Quote every line below exactly and skip any picture.

** Start Data for this task **

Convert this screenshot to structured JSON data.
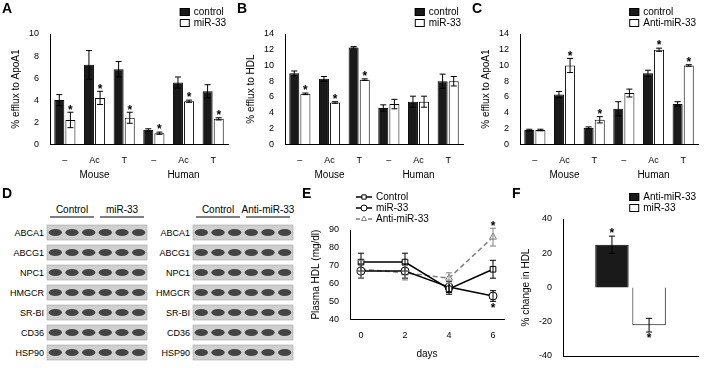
{
  "chart_data": [
    {
      "title": "A",
      "type": "bar",
      "y_label": "% efflux to ApoA1",
      "categories": [
        "–",
        "Ac",
        "T",
        "–",
        "Ac",
        "T"
      ],
      "category_groups": [
        "Mouse",
        "Mouse",
        "Mouse",
        "Human",
        "Human",
        "Human"
      ],
      "series": [
        {
          "name": "control",
          "color": "#1a1a1a",
          "values": [
            4.0,
            7.2,
            6.8,
            1.3,
            5.6,
            4.8
          ],
          "errors": [
            0.5,
            1.3,
            0.7,
            0.1,
            0.5,
            0.6
          ],
          "annotations": [
            null,
            null,
            null,
            null,
            null,
            null
          ]
        },
        {
          "name": "miR-33",
          "color": "#ffffff",
          "values": [
            2.2,
            4.2,
            2.4,
            1.0,
            3.9,
            2.3
          ],
          "errors": [
            0.7,
            0.6,
            0.5,
            0.1,
            0.1,
            0.1
          ],
          "annotations": [
            "*",
            "*",
            "*",
            "*",
            "*",
            "*"
          ]
        }
      ],
      "ylim": [
        0,
        10
      ],
      "yticks": [
        0,
        2,
        4,
        6,
        8,
        10
      ],
      "grid": false,
      "legend": "top-right"
    },
    {
      "title": "B",
      "type": "bar",
      "y_label": "% efflux to HDL",
      "categories": [
        "–",
        "Ac",
        "T",
        "–",
        "Ac",
        "T"
      ],
      "category_groups": [
        "Mouse",
        "Mouse",
        "Mouse",
        "Human",
        "Human",
        "Human"
      ],
      "series": [
        {
          "name": "control",
          "color": "#1a1a1a",
          "values": [
            9.0,
            8.3,
            12.3,
            4.6,
            5.4,
            8.0
          ],
          "errors": [
            0.3,
            0.3,
            0.1,
            0.4,
            0.7,
            0.9
          ],
          "annotations": [
            null,
            null,
            null,
            null,
            null,
            null
          ]
        },
        {
          "name": "miR-33",
          "color": "#ffffff",
          "values": [
            6.4,
            5.3,
            8.2,
            5.1,
            5.4,
            8.0
          ],
          "errors": [
            0.1,
            0.1,
            0.1,
            0.6,
            0.7,
            0.6
          ],
          "annotations": [
            "*",
            "*",
            "*",
            null,
            null,
            null
          ]
        }
      ],
      "ylim": [
        0,
        14
      ],
      "yticks": [
        0,
        2,
        4,
        6,
        8,
        10,
        12,
        14
      ],
      "grid": false,
      "legend": "top-right"
    },
    {
      "title": "C",
      "type": "bar",
      "y_label": "% efflux to ApoA1",
      "categories": [
        "–",
        "Ac",
        "T",
        "–",
        "Ac",
        "T"
      ],
      "category_groups": [
        "Mouse",
        "Mouse",
        "Mouse",
        "Human",
        "Human",
        "Human"
      ],
      "series": [
        {
          "name": "control",
          "color": "#1a1a1a",
          "values": [
            1.8,
            6.3,
            2.1,
            4.5,
            9.0,
            5.1
          ],
          "errors": [
            0.1,
            0.4,
            0.1,
            0.9,
            0.4,
            0.3
          ],
          "annotations": [
            null,
            null,
            null,
            null,
            null,
            null
          ]
        },
        {
          "name": "Anti-miR-33",
          "color": "#ffffff",
          "values": [
            1.8,
            10.0,
            3.1,
            6.5,
            12.0,
            10.0
          ],
          "errors": [
            0.1,
            0.9,
            0.4,
            0.5,
            0.2,
            0.1
          ],
          "annotations": [
            null,
            "*",
            "*",
            null,
            "*",
            "*"
          ]
        }
      ],
      "ylim": [
        0,
        14
      ],
      "yticks": [
        0,
        2,
        4,
        6,
        8,
        10,
        12,
        14
      ],
      "grid": false,
      "legend": "top-right"
    },
    {
      "title": "E",
      "type": "line",
      "x_label": "days",
      "y_label": "Plasma HDL (mg/dl)",
      "x": [
        0,
        2,
        4,
        6
      ],
      "series": [
        {
          "name": "Control",
          "color": "#000000",
          "marker": "square",
          "line_style": "solid",
          "values": [
            72,
            72,
            57,
            68
          ],
          "errors": [
            5,
            5,
            3,
            5
          ],
          "annotations": [
            null,
            null,
            null,
            null
          ]
        },
        {
          "name": "miR-33",
          "color": "#000000",
          "marker": "circle",
          "line_style": "solid",
          "values": [
            67,
            67,
            58,
            53
          ],
          "errors": [
            4,
            4,
            3,
            3
          ],
          "annotations": [
            null,
            null,
            null,
            "*"
          ]
        },
        {
          "name": "Anti-miR-33",
          "color": "#808080",
          "marker": "triangle",
          "line_style": "dashed",
          "values": [
            68,
            66,
            63,
            86
          ],
          "errors": [
            5,
            4,
            3,
            5
          ],
          "annotations": [
            null,
            null,
            null,
            "*"
          ]
        }
      ],
      "xlim": [
        -0.5,
        6.5
      ],
      "xticks": [
        0,
        2,
        4,
        6
      ],
      "ylim": [
        40,
        90
      ],
      "yticks": [
        40,
        50,
        60,
        70,
        80,
        90
      ],
      "grid": false,
      "legend": "top-left"
    },
    {
      "title": "F",
      "type": "bar",
      "y_label": "% change in HDL",
      "categories": [
        null
      ],
      "series": [
        {
          "name": "Anti-miR-33",
          "color": "#1a1a1a",
          "values": [
            25
          ],
          "errors": [
            5
          ],
          "annotations": [
            "*"
          ]
        },
        {
          "name": "miR-33",
          "color": "#ffffff",
          "values": [
            -22
          ],
          "errors": [
            4
          ],
          "annotations": [
            "*"
          ]
        }
      ],
      "ylim": [
        -40,
        40
      ],
      "yticks": [
        -40,
        -20,
        0,
        20,
        40
      ],
      "grid": false,
      "legend": "top-right",
      "tick_labels": "y"
    }
  ],
  "blot": {
    "title": "D",
    "panels": [
      {
        "groups": [
          "Control",
          "miR-33"
        ],
        "rows": [
          "ABCA1",
          "ABCG1",
          "NPC1",
          "HMGCR",
          "SR-BI",
          "CD36",
          "HSP90"
        ]
      },
      {
        "groups": [
          "Control",
          "Anti-miR-33"
        ],
        "rows": [
          "ABCA1",
          "ABCG1",
          "NPC1",
          "HMGCR",
          "SR-BI",
          "CD36",
          "HSP90"
        ]
      }
    ]
  }
}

** End Data for this task **

◆ **Solution**:
Convert this screenshot to structured JSON data.
{
  "chart_data": [
    {
      "title": "A",
      "type": "bar",
      "y_label": "% efflux to ApoA1",
      "categories": [
        "–",
        "Ac",
        "T",
        "–",
        "Ac",
        "T"
      ],
      "category_groups": [
        "Mouse",
        "Mouse",
        "Mouse",
        "Human",
        "Human",
        "Human"
      ],
      "series": [
        {
          "name": "control",
          "color": "#1a1a1a",
          "values": [
            4.0,
            7.2,
            6.8,
            1.3,
            5.6,
            4.8
          ],
          "errors": [
            0.5,
            1.3,
            0.7,
            0.1,
            0.5,
            0.6
          ],
          "annotations": [
            null,
            null,
            null,
            null,
            null,
            null
          ]
        },
        {
          "name": "miR-33",
          "color": "#ffffff",
          "values": [
            2.2,
            4.2,
            2.4,
            1.0,
            3.9,
            2.3
          ],
          "errors": [
            0.7,
            0.6,
            0.5,
            0.1,
            0.1,
            0.1
          ],
          "annotations": [
            "*",
            "*",
            "*",
            "*",
            "*",
            "*"
          ]
        }
      ],
      "ylim": [
        0,
        10
      ],
      "yticks": [
        0,
        2,
        4,
        6,
        8,
        10
      ],
      "grid": false,
      "legend": "top-right"
    },
    {
      "title": "B",
      "type": "bar",
      "y_label": "% efflux to HDL",
      "categories": [
        "–",
        "Ac",
        "T",
        "–",
        "Ac",
        "T"
      ],
      "category_groups": [
        "Mouse",
        "Mouse",
        "Mouse",
        "Human",
        "Human",
        "Human"
      ],
      "series": [
        {
          "name": "control",
          "color": "#1a1a1a",
          "values": [
            9.0,
            8.3,
            12.3,
            4.6,
            5.4,
            8.0
          ],
          "errors": [
            0.3,
            0.3,
            0.1,
            0.4,
            0.7,
            0.9
          ],
          "annotations": [
            null,
            null,
            null,
            null,
            null,
            null
          ]
        },
        {
          "name": "miR-33",
          "color": "#ffffff",
          "values": [
            6.4,
            5.3,
            8.2,
            5.1,
            5.4,
            8.0
          ],
          "errors": [
            0.1,
            0.1,
            0.1,
            0.6,
            0.7,
            0.6
          ],
          "annotations": [
            "*",
            "*",
            "*",
            null,
            null,
            null
          ]
        }
      ],
      "ylim": [
        0,
        14
      ],
      "yticks": [
        0,
        2,
        4,
        6,
        8,
        10,
        12,
        14
      ],
      "grid": false,
      "legend": "top-right"
    },
    {
      "title": "C",
      "type": "bar",
      "y_label": "% efflux to ApoA1",
      "categories": [
        "–",
        "Ac",
        "T",
        "–",
        "Ac",
        "T"
      ],
      "category_groups": [
        "Mouse",
        "Mouse",
        "Mouse",
        "Human",
        "Human",
        "Human"
      ],
      "series": [
        {
          "name": "control",
          "color": "#1a1a1a",
          "values": [
            1.8,
            6.3,
            2.1,
            4.5,
            9.0,
            5.1
          ],
          "errors": [
            0.1,
            0.4,
            0.1,
            0.9,
            0.4,
            0.3
          ],
          "annotations": [
            null,
            null,
            null,
            null,
            null,
            null
          ]
        },
        {
          "name": "Anti-miR-33",
          "color": "#ffffff",
          "values": [
            1.8,
            10.0,
            3.1,
            6.5,
            12.0,
            10.0
          ],
          "errors": [
            0.1,
            0.9,
            0.4,
            0.5,
            0.2,
            0.1
          ],
          "annotations": [
            null,
            "*",
            "*",
            null,
            "*",
            "*"
          ]
        }
      ],
      "ylim": [
        0,
        14
      ],
      "yticks": [
        0,
        2,
        4,
        6,
        8,
        10,
        12,
        14
      ],
      "grid": false,
      "legend": "top-right"
    },
    {
      "title": "E",
      "type": "line",
      "x_label": "days",
      "y_label": "Plasma HDL (mg/dl)",
      "x": [
        0,
        2,
        4,
        6
      ],
      "series": [
        {
          "name": "Control",
          "color": "#000000",
          "marker": "square",
          "line_style": "solid",
          "values": [
            72,
            72,
            57,
            68
          ],
          "errors": [
            5,
            5,
            3,
            5
          ],
          "annotations": [
            null,
            null,
            null,
            null
          ]
        },
        {
          "name": "miR-33",
          "color": "#000000",
          "marker": "circle",
          "line_style": "solid",
          "values": [
            67,
            67,
            58,
            53
          ],
          "errors": [
            4,
            4,
            3,
            3
          ],
          "annotations": [
            null,
            null,
            null,
            "*"
          ]
        },
        {
          "name": "Anti-miR-33",
          "color": "#808080",
          "marker": "triangle",
          "line_style": "dashed",
          "values": [
            68,
            66,
            63,
            86
          ],
          "errors": [
            5,
            4,
            3,
            5
          ],
          "annotations": [
            null,
            null,
            null,
            "*"
          ]
        }
      ],
      "xlim": [
        -0.5,
        6.5
      ],
      "xticks": [
        0,
        2,
        4,
        6
      ],
      "ylim": [
        40,
        90
      ],
      "yticks": [
        40,
        50,
        60,
        70,
        80,
        90
      ],
      "grid": false,
      "legend": "top-left"
    },
    {
      "title": "F",
      "type": "bar",
      "y_label": "% change in HDL",
      "categories": [
        null
      ],
      "series": [
        {
          "name": "Anti-miR-33",
          "color": "#1a1a1a",
          "values": [
            25
          ],
          "errors": [
            5
          ],
          "annotations": [
            "*"
          ]
        },
        {
          "name": "miR-33",
          "color": "#ffffff",
          "values": [
            -22
          ],
          "errors": [
            4
          ],
          "annotations": [
            "*"
          ]
        }
      ],
      "ylim": [
        -40,
        40
      ],
      "yticks": [
        -40,
        -20,
        0,
        20,
        40
      ],
      "grid": false,
      "legend": "top-right",
      "tick_labels": "y"
    }
  ],
  "blot": {
    "title": "D",
    "panels": [
      {
        "groups": [
          "Control",
          "miR-33"
        ],
        "rows": [
          "ABCA1",
          "ABCG1",
          "NPC1",
          "HMGCR",
          "SR-BI",
          "CD36",
          "HSP90"
        ]
      },
      {
        "groups": [
          "Control",
          "Anti-miR-33"
        ],
        "rows": [
          "ABCA1",
          "ABCG1",
          "NPC1",
          "HMGCR",
          "SR-BI",
          "CD36",
          "HSP90"
        ]
      }
    ]
  }
}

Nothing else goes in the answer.